TASK → The records below must be written out exactly, with every picture left behind.

DATA PROVIDED →
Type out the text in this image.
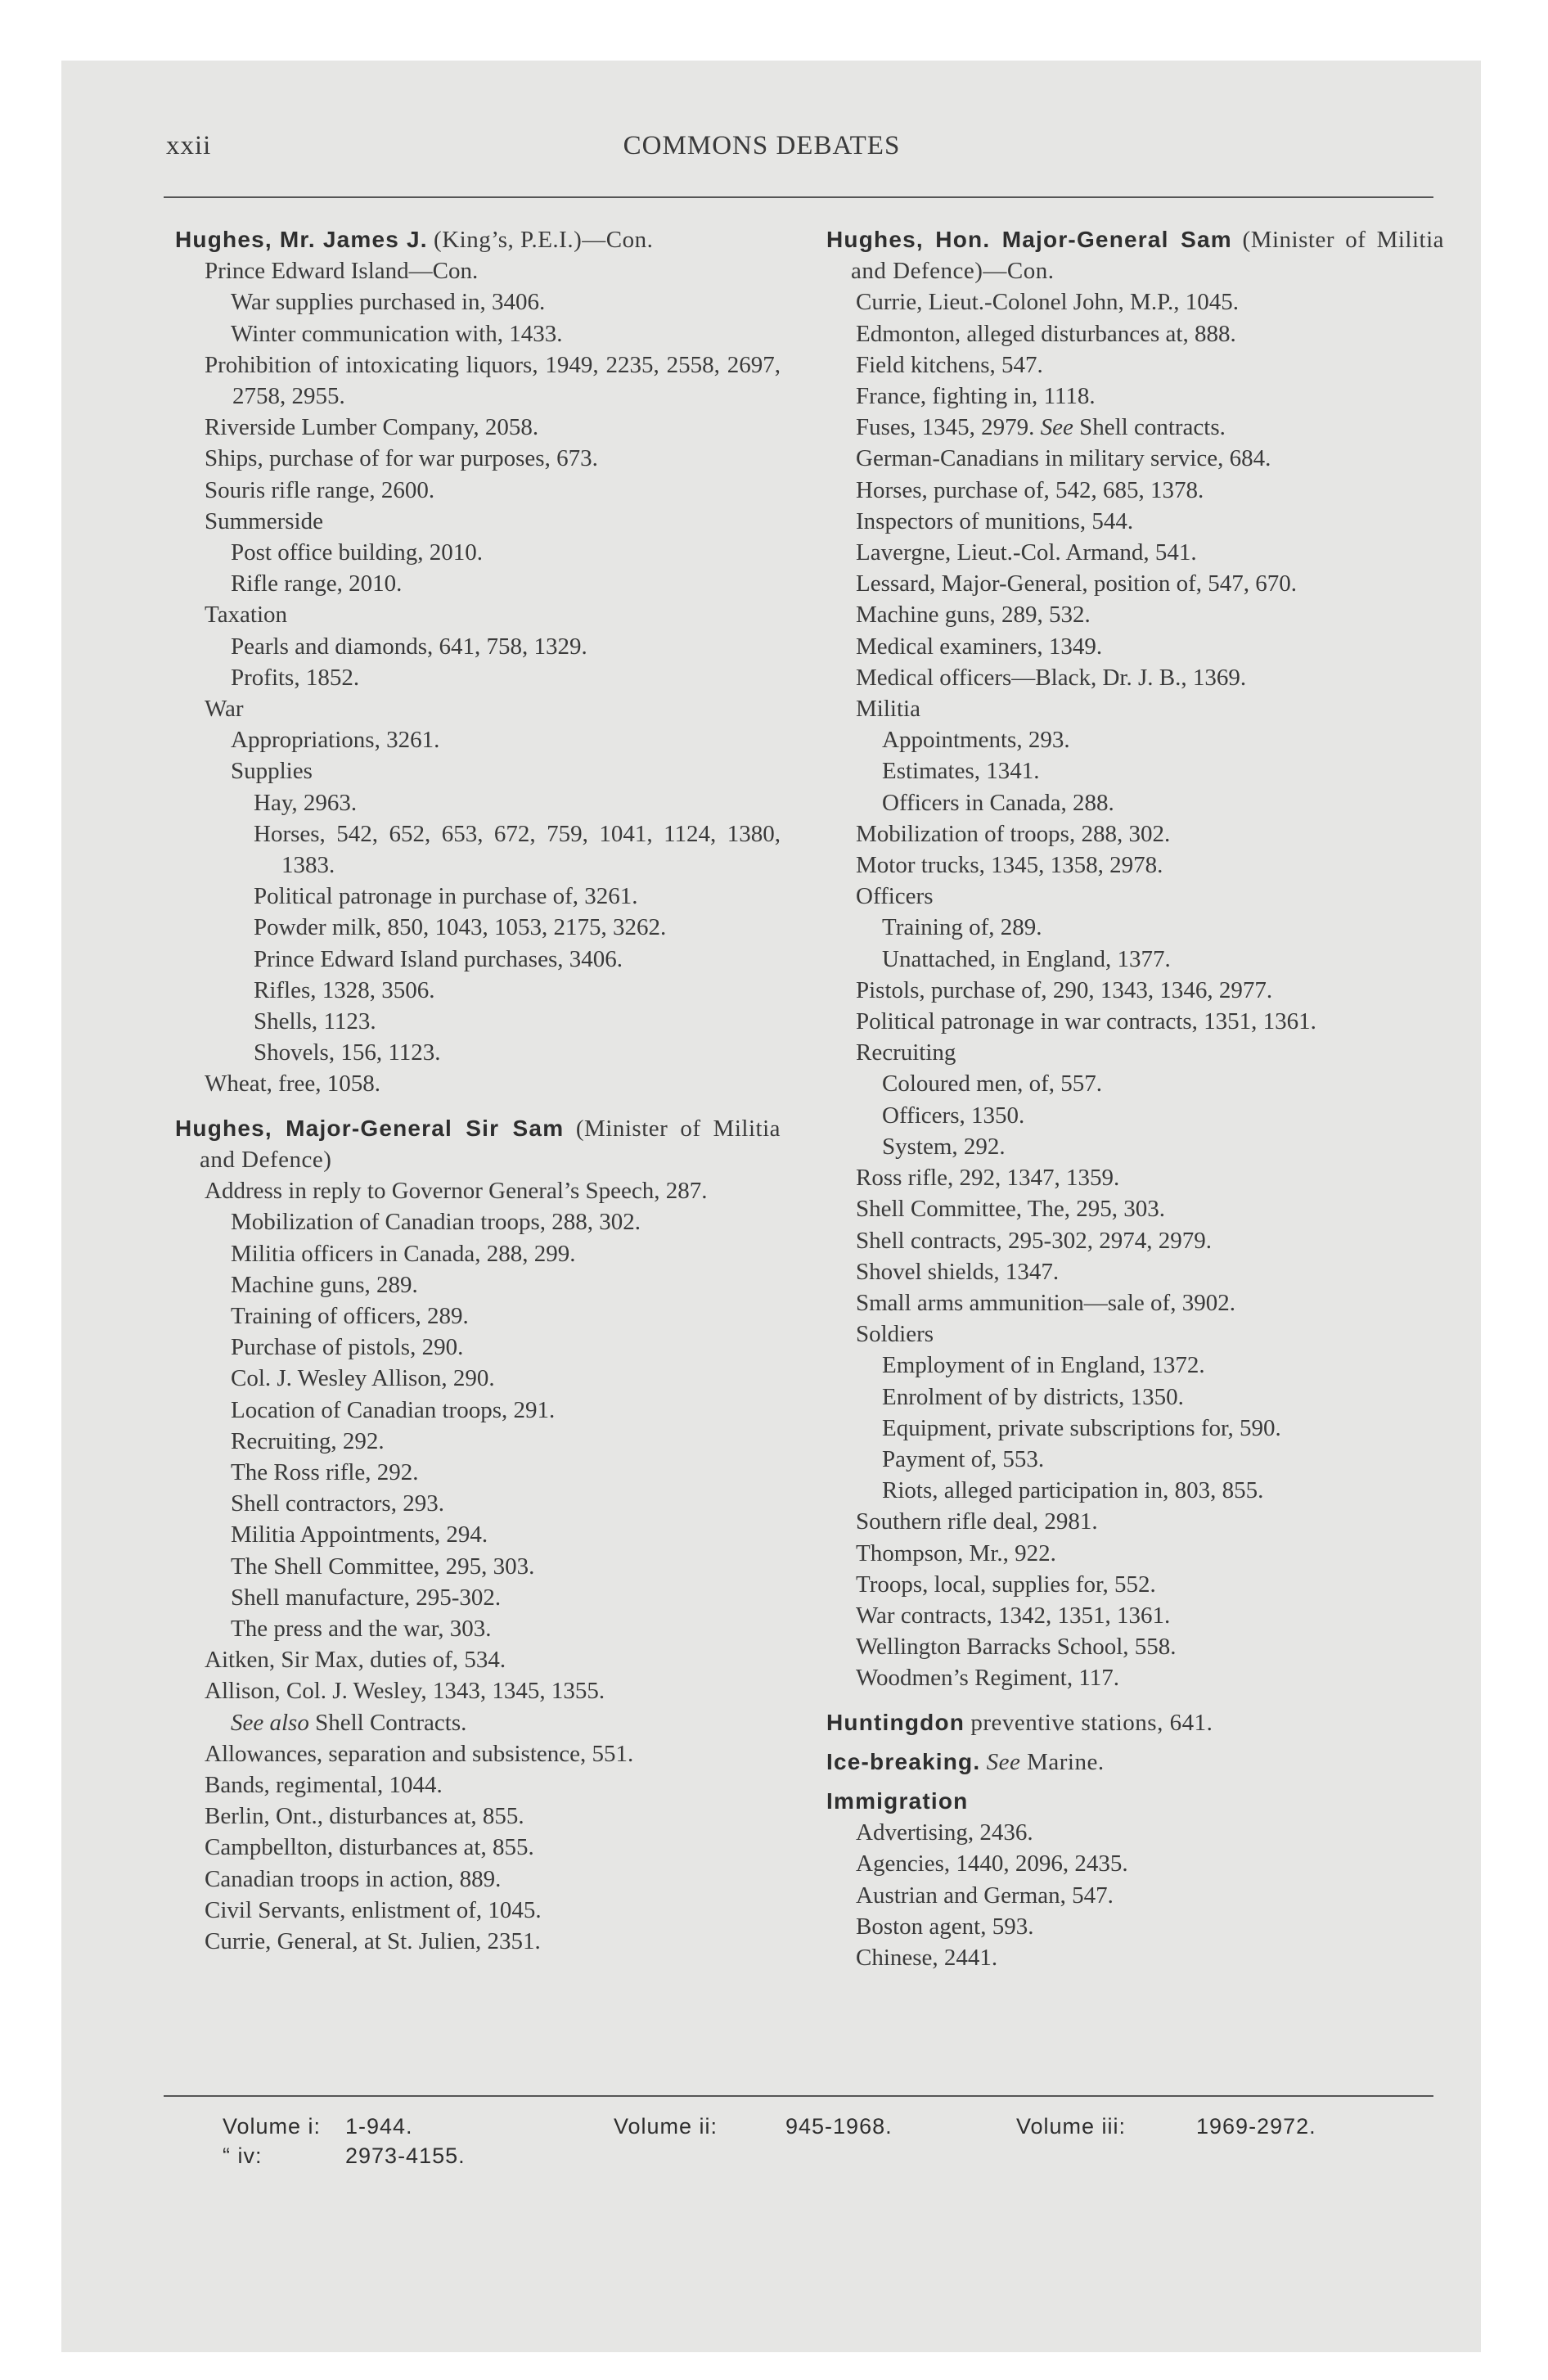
xxii	COMMONS DEBATES
Hughes, Mr. James J. (King’s, P.E.I.)—Con.
Prince Edward Island—Con.
War supplies purchased in, 3406.
Winter communication with, 1433.
Prohibition of intoxicating liquors, 1949, 2235, 2558, 2697, 2758, 2955.
Riverside Lumber Company, 2058.
Ships, purchase of for war purposes, 673.
Souris rifle range, 2600.
Summerside
Post office building, 2010.
Rifle range, 2010.
Taxation
Pearls and diamonds, 641, 758, 1329.
Profits, 1852.
War
Appropriations, 3261.
Supplies
Hay, 2963.
Horses, 542, 652, 653, 672, 759, 1041, 1124, 1380, 1383.
Political patronage in purchase of, 3261.
Powder milk, 850, 1043, 1053, 2175, 3262.
Prince Edward Island purchases, 3406.
Rifles, 1328, 3506.
Shells, 1123.
Shovels, 156, 1123.
Wheat, free, 1058.
Hughes, Major-General Sir Sam (Minister of Militia and Defence)
Address in reply to Governor General’s Speech, 287.
Mobilization of Canadian troops, 288, 302.
Militia officers in Canada, 288, 299.
Machine guns, 289.
Training of officers, 289.
Purchase of pistols, 290.
Col. J. Wesley Allison, 290.
Location of Canadian troops, 291.
Recruiting, 292.
The Ross rifle, 292.
Shell contractors, 293.
Militia Appointments, 294.
The Shell Committee, 295, 303.
Shell manufacture, 295-302.
The press and the war, 303.
Aitken, Sir Max, duties of, 534.
Allison, Col. J. Wesley, 1343, 1345, 1355.
See also Shell Contracts.
Allowances, separation and subsistence, 551.
Bands, regimental, 1044.
Berlin, Ont., disturbances at, 855.
Campbellton, disturbances at, 855.
Canadian troops in action, 889.
Civil Servants, enlistment of, 1045.
Currie, General, at St. Julien, 2351.
Hughes, Hon. Major-General Sam (Minister of Militia and Defence)—Con.
Currie, Lieut.-Colonel John, M.P., 1045.
Edmonton, alleged disturbances at, 888.
Field kitchens, 547.
France, fighting in, 1118.
Fuses, 1345, 2979. See Shell contracts.
German-Canadians in military service, 684.
Horses, purchase of, 542, 685, 1378.
Inspectors of munitions, 544.
Lavergne, Lieut.-Col. Armand, 541.
Lessard, Major-General, position of, 547, 670.
Machine guns, 289, 532.
Medical examiners, 1349.
Medical officers—Black, Dr. J. B., 1369.
Militia
Appointments, 293.
Estimates, 1341.
Officers in Canada, 288.
Mobilization of troops, 288, 302.
Motor trucks, 1345, 1358, 2978.
Officers
Training of, 289.
Unattached, in England, 1377.
Pistols, purchase of, 290, 1343, 1346, 2977.
Political patronage in war contracts, 1351, 1361.
Recruiting
Coloured men, of, 557.
Officers, 1350.
System, 292.
Ross rifle, 292, 1347, 1359.
Shell Committee, The, 295, 303.
Shell contracts, 295-302, 2974, 2979.
Shovel shields, 1347.
Small arms ammunition—sale of, 3902.
Soldiers
Employment of in England, 1372.
Enrolment of by districts, 1350.
Equipment, private subscriptions for, 590.
Payment of, 553.
Riots, alleged participation in, 803, 855.
Southern rifle deal, 2981.
Thompson, Mr., 922.
Troops, local, supplies for, 552.
War contracts, 1342, 1351, 1361.
Wellington Barracks School, 558.
Woodmen’s Regiment, 117.
Huntingdon preventive stations, 641.
Ice-breaking. See Marine.
Immigration
Advertising, 2436.
Agencies, 1440, 2096, 2435.
Austrian and German, 547.
Boston agent, 593.
Chinese, 2441.
Volume i: 1-944.	Volume ii:	945-1968.	Volume iii:	1969-2972.
“ iv:	2973-4155.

RESPONSE TO THE TASK →
Type out the text in this image.
xxii	COMMONS DEBATES
Hughes, Mr. James J. (King’s, P.E.I.)—Con.
Prince Edward Island—Con.
War supplies purchased in, 3406.
Winter communication with, 1433.
Prohibition of intoxicating liquors, 1949, 2235, 2558, 2697, 2758, 2955.
Riverside Lumber Company, 2058.
Ships, purchase of for war purposes, 673.
Souris rifle range, 2600.
Summerside
Post office building, 2010.
Rifle range, 2010.
Taxation
Pearls and diamonds, 641, 758, 1329.
Profits, 1852.
War
Appropriations, 3261.
Supplies
Hay, 2963.
Horses, 542, 652, 653, 672, 759, 1041, 1124, 1380, 1383.
Political patronage in purchase of, 3261.
Powder milk, 850, 1043, 1053, 2175, 3262.
Prince Edward Island purchases, 3406.
Rifles, 1328, 3506.
Shells, 1123.
Shovels, 156, 1123.
Wheat, free, 1058.
Hughes, Major-General Sir Sam (Minister of Militia and Defence)
Address in reply to Governor General’s Speech, 287.
Mobilization of Canadian troops, 288, 302.
Militia officers in Canada, 288, 299.
Machine guns, 289.
Training of officers, 289.
Purchase of pistols, 290.
Col. J. Wesley Allison, 290.
Location of Canadian troops, 291.
Recruiting, 292.
The Ross rifle, 292.
Shell contractors, 293.
Militia Appointments, 294.
The Shell Committee, 295, 303.
Shell manufacture, 295-302.
The press and the war, 303.
Aitken, Sir Max, duties of, 534.
Allison, Col. J. Wesley, 1343, 1345, 1355.
See also Shell Contracts.
Allowances, separation and subsistence, 551.
Bands, regimental, 1044.
Berlin, Ont., disturbances at, 855.
Campbellton, disturbances at, 855.
Canadian troops in action, 889.
Civil Servants, enlistment of, 1045.
Currie, General, at St. Julien, 2351.
Hughes, Hon. Major-General Sam (Minister of Militia and Defence)—Con.
Currie, Lieut.-Colonel John, M.P., 1045.
Edmonton, alleged disturbances at, 888.
Field kitchens, 547.
France, fighting in, 1118.
Fuses, 1345, 2979. See Shell contracts.
German-Canadians in military service, 684.
Horses, purchase of, 542, 685, 1378.
Inspectors of munitions, 544.
Lavergne, Lieut.-Col. Armand, 541.
Lessard, Major-General, position of, 547, 670.
Machine guns, 289, 532.
Medical examiners, 1349.
Medical officers—Black, Dr. J. B., 1369.
Militia
Appointments, 293.
Estimates, 1341.
Officers in Canada, 288.
Mobilization of troops, 288, 302.
Motor trucks, 1345, 1358, 2978.
Officers
Training of, 289.
Unattached, in England, 1377.
Pistols, purchase of, 290, 1343, 1346, 2977.
Political patronage in war contracts, 1351, 1361.
Recruiting
Coloured men, of, 557.
Officers, 1350.
System, 292.
Ross rifle, 292, 1347, 1359.
Shell Committee, The, 295, 303.
Shell contracts, 295-302, 2974, 2979.
Shovel shields, 1347.
Small arms ammunition—sale of, 3902.
Soldiers
Employment of in England, 1372.
Enrolment of by districts, 1350.
Equipment, private subscriptions for, 590.
Payment of, 553.
Riots, alleged participation in, 803, 855.
Southern rifle deal, 2981.
Thompson, Mr., 922.
Troops, local, supplies for, 552.
War contracts, 1342, 1351, 1361.
Wellington Barracks School, 558.
Woodmen’s Regiment, 117.
Huntingdon preventive stations, 641.
Ice-breaking. See Marine.
Immigration
Advertising, 2436.
Agencies, 1440, 2096, 2435.
Austrian and German, 547.
Boston agent, 593.
Chinese, 2441.
Volume i: 1-944.	Volume ii:	945-1968.	Volume iii:	1969-2972.
“ iv:	2973-4155.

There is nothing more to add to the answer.